TASK PROMPT
Go through the records below and restate each one word for word.

++++++++++

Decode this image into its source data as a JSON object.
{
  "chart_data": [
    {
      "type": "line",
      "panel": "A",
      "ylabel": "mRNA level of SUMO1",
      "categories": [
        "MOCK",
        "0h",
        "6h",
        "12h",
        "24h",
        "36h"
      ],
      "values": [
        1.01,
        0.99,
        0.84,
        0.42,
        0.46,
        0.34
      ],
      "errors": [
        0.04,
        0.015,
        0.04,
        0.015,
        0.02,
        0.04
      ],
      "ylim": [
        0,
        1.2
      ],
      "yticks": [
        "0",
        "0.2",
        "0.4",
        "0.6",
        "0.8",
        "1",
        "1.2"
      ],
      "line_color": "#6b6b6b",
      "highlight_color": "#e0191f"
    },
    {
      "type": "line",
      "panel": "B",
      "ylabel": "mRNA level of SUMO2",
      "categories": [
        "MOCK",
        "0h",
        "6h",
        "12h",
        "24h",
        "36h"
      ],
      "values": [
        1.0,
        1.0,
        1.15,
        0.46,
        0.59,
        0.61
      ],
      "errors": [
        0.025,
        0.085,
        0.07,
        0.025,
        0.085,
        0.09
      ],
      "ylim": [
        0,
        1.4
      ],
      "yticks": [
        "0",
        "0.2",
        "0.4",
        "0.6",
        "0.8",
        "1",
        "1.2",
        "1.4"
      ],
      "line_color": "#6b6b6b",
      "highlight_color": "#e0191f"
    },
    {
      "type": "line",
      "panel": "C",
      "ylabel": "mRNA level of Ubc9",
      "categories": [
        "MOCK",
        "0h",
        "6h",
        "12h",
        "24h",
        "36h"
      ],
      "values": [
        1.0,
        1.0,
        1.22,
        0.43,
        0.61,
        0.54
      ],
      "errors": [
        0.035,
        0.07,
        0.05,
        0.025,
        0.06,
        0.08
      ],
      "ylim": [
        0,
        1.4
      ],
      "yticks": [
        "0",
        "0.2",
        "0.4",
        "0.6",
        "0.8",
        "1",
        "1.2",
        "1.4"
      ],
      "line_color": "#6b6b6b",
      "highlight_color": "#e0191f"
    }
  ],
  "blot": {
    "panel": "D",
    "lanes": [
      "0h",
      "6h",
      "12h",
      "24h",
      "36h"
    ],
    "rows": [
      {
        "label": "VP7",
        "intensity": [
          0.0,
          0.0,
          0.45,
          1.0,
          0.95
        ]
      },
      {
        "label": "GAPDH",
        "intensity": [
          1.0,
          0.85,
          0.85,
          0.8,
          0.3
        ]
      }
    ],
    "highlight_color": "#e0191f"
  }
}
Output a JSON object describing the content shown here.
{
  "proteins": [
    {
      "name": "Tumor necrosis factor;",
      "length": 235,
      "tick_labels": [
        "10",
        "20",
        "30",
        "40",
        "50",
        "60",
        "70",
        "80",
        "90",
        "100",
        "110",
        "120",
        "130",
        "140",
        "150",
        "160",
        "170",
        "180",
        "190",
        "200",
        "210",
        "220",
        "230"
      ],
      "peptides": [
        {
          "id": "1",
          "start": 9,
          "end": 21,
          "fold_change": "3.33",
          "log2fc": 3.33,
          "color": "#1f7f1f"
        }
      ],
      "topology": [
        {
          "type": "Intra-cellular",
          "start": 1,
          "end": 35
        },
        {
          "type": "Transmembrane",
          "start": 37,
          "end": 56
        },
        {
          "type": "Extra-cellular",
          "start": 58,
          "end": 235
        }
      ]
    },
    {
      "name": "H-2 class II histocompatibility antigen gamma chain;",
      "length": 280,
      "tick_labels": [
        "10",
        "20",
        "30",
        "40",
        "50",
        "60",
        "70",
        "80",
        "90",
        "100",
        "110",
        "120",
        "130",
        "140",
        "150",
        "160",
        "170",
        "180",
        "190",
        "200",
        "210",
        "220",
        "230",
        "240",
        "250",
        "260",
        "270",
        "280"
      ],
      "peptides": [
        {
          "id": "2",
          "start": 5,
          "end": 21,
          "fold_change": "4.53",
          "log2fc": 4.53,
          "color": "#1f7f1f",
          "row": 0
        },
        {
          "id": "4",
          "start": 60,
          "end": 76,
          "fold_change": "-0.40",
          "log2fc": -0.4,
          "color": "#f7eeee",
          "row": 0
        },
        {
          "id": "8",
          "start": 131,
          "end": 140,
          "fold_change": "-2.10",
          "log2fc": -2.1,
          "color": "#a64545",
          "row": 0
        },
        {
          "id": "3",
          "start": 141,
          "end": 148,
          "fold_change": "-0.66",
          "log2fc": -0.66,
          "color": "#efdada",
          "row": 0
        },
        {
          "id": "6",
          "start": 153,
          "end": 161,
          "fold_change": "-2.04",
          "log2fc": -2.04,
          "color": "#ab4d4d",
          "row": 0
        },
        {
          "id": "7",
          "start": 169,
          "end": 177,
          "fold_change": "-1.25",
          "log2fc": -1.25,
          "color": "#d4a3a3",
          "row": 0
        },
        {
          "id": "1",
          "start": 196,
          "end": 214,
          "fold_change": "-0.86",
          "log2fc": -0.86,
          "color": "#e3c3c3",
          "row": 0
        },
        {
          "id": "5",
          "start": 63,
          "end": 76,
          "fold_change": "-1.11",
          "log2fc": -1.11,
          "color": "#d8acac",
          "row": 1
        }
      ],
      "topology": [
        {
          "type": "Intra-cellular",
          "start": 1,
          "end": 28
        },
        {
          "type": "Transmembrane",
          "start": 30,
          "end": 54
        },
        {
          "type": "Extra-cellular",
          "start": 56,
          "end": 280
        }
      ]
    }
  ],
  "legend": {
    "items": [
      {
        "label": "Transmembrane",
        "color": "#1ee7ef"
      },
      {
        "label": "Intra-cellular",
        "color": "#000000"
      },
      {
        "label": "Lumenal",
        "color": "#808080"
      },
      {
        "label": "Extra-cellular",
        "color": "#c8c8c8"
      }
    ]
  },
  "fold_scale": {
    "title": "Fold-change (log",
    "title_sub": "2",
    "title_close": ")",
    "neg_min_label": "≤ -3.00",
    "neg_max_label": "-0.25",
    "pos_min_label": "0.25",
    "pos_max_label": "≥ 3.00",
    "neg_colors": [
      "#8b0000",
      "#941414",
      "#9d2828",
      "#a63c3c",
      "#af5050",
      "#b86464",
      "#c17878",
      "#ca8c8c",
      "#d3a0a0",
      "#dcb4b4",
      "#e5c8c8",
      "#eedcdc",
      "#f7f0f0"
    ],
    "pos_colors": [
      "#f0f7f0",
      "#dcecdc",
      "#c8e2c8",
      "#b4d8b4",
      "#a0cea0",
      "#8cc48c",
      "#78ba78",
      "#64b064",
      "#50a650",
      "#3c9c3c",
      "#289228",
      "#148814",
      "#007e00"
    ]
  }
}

++++++++++

RESULT
Decode this image into its source data as a JSON object.
{
  "chart_data": [
    {
      "type": "line",
      "panel": "A",
      "ylabel": "mRNA level of SUMO1",
      "categories": [
        "MOCK",
        "0h",
        "6h",
        "12h",
        "24h",
        "36h"
      ],
      "values": [
        1.01,
        0.99,
        0.84,
        0.42,
        0.46,
        0.34
      ],
      "errors": [
        0.04,
        0.015,
        0.04,
        0.015,
        0.02,
        0.04
      ],
      "ylim": [
        0,
        1.2
      ],
      "yticks": [
        "0",
        "0.2",
        "0.4",
        "0.6",
        "0.8",
        "1",
        "1.2"
      ],
      "line_color": "#6b6b6b",
      "highlight_color": "#e0191f"
    },
    {
      "type": "line",
      "panel": "B",
      "ylabel": "mRNA level of SUMO2",
      "categories": [
        "MOCK",
        "0h",
        "6h",
        "12h",
        "24h",
        "36h"
      ],
      "values": [
        1.0,
        1.0,
        1.15,
        0.46,
        0.59,
        0.61
      ],
      "errors": [
        0.025,
        0.085,
        0.07,
        0.025,
        0.085,
        0.09
      ],
      "ylim": [
        0,
        1.4
      ],
      "yticks": [
        "0",
        "0.2",
        "0.4",
        "0.6",
        "0.8",
        "1",
        "1.2",
        "1.4"
      ],
      "line_color": "#6b6b6b",
      "highlight_color": "#e0191f"
    },
    {
      "type": "line",
      "panel": "C",
      "ylabel": "mRNA level of Ubc9",
      "categories": [
        "MOCK",
        "0h",
        "6h",
        "12h",
        "24h",
        "36h"
      ],
      "values": [
        1.0,
        1.0,
        1.22,
        0.43,
        0.61,
        0.54
      ],
      "errors": [
        0.035,
        0.07,
        0.05,
        0.025,
        0.06,
        0.08
      ],
      "ylim": [
        0,
        1.4
      ],
      "yticks": [
        "0",
        "0.2",
        "0.4",
        "0.6",
        "0.8",
        "1",
        "1.2",
        "1.4"
      ],
      "line_color": "#6b6b6b",
      "highlight_color": "#e0191f"
    }
  ],
  "blot": {
    "panel": "D",
    "lanes": [
      "0h",
      "6h",
      "12h",
      "24h",
      "36h"
    ],
    "rows": [
      {
        "label": "VP7",
        "intensity": [
          0.0,
          0.0,
          0.45,
          1.0,
          0.95
        ]
      },
      {
        "label": "GAPDH",
        "intensity": [
          1.0,
          0.85,
          0.85,
          0.8,
          0.3
        ]
      }
    ],
    "highlight_color": "#e0191f"
  }
}
Output a JSON object describing the content shown here.
{
  "proteins": [
    {
      "name": "Tumor necrosis factor;",
      "length": 235,
      "tick_labels": [
        "10",
        "20",
        "30",
        "40",
        "50",
        "60",
        "70",
        "80",
        "90",
        "100",
        "110",
        "120",
        "130",
        "140",
        "150",
        "160",
        "170",
        "180",
        "190",
        "200",
        "210",
        "220",
        "230"
      ],
      "peptides": [
        {
          "id": "1",
          "start": 9,
          "end": 21,
          "fold_change": "3.33",
          "log2fc": 3.33,
          "color": "#1f7f1f"
        }
      ],
      "topology": [
        {
          "type": "Intra-cellular",
          "start": 1,
          "end": 35
        },
        {
          "type": "Transmembrane",
          "start": 37,
          "end": 56
        },
        {
          "type": "Extra-cellular",
          "start": 58,
          "end": 235
        }
      ]
    },
    {
      "name": "H-2 class II histocompatibility antigen gamma chain;",
      "length": 280,
      "tick_labels": [
        "10",
        "20",
        "30",
        "40",
        "50",
        "60",
        "70",
        "80",
        "90",
        "100",
        "110",
        "120",
        "130",
        "140",
        "150",
        "160",
        "170",
        "180",
        "190",
        "200",
        "210",
        "220",
        "230",
        "240",
        "250",
        "260",
        "270",
        "280"
      ],
      "peptides": [
        {
          "id": "2",
          "start": 5,
          "end": 21,
          "fold_change": "4.53",
          "log2fc": 4.53,
          "color": "#1f7f1f",
          "row": 0
        },
        {
          "id": "4",
          "start": 60,
          "end": 76,
          "fold_change": "-0.40",
          "log2fc": -0.4,
          "color": "#f7eeee",
          "row": 0
        },
        {
          "id": "8",
          "start": 131,
          "end": 140,
          "fold_change": "-2.10",
          "log2fc": -2.1,
          "color": "#a64545",
          "row": 0
        },
        {
          "id": "3",
          "start": 141,
          "end": 148,
          "fold_change": "-0.66",
          "log2fc": -0.66,
          "color": "#efdada",
          "row": 0
        },
        {
          "id": "6",
          "start": 153,
          "end": 161,
          "fold_change": "-2.04",
          "log2fc": -2.04,
          "color": "#ab4d4d",
          "row": 0
        },
        {
          "id": "7",
          "start": 169,
          "end": 177,
          "fold_change": "-1.25",
          "log2fc": -1.25,
          "color": "#d4a3a3",
          "row": 0
        },
        {
          "id": "1",
          "start": 196,
          "end": 214,
          "fold_change": "-0.86",
          "log2fc": -0.86,
          "color": "#e3c3c3",
          "row": 0
        },
        {
          "id": "5",
          "start": 63,
          "end": 76,
          "fold_change": "-1.11",
          "log2fc": -1.11,
          "color": "#d8acac",
          "row": 1
        }
      ],
      "topology": [
        {
          "type": "Intra-cellular",
          "start": 1,
          "end": 28
        },
        {
          "type": "Transmembrane",
          "start": 30,
          "end": 54
        },
        {
          "type": "Extra-cellular",
          "start": 56,
          "end": 280
        }
      ]
    }
  ],
  "legend": {
    "items": [
      {
        "label": "Transmembrane",
        "color": "#1ee7ef"
      },
      {
        "label": "Intra-cellular",
        "color": "#000000"
      },
      {
        "label": "Lumenal",
        "color": "#808080"
      },
      {
        "label": "Extra-cellular",
        "color": "#c8c8c8"
      }
    ]
  },
  "fold_scale": {
    "title": "Fold-change (log",
    "title_sub": "2",
    "title_close": ")",
    "neg_min_label": "≤ -3.00",
    "neg_max_label": "-0.25",
    "pos_min_label": "0.25",
    "pos_max_label": "≥ 3.00",
    "neg_colors": [
      "#8b0000",
      "#941414",
      "#9d2828",
      "#a63c3c",
      "#af5050",
      "#b86464",
      "#c17878",
      "#ca8c8c",
      "#d3a0a0",
      "#dcb4b4",
      "#e5c8c8",
      "#eedcdc",
      "#f7f0f0"
    ],
    "pos_colors": [
      "#f0f7f0",
      "#dcecdc",
      "#c8e2c8",
      "#b4d8b4",
      "#a0cea0",
      "#8cc48c",
      "#78ba78",
      "#64b064",
      "#50a650",
      "#3c9c3c",
      "#289228",
      "#148814",
      "#007e00"
    ]
  }
}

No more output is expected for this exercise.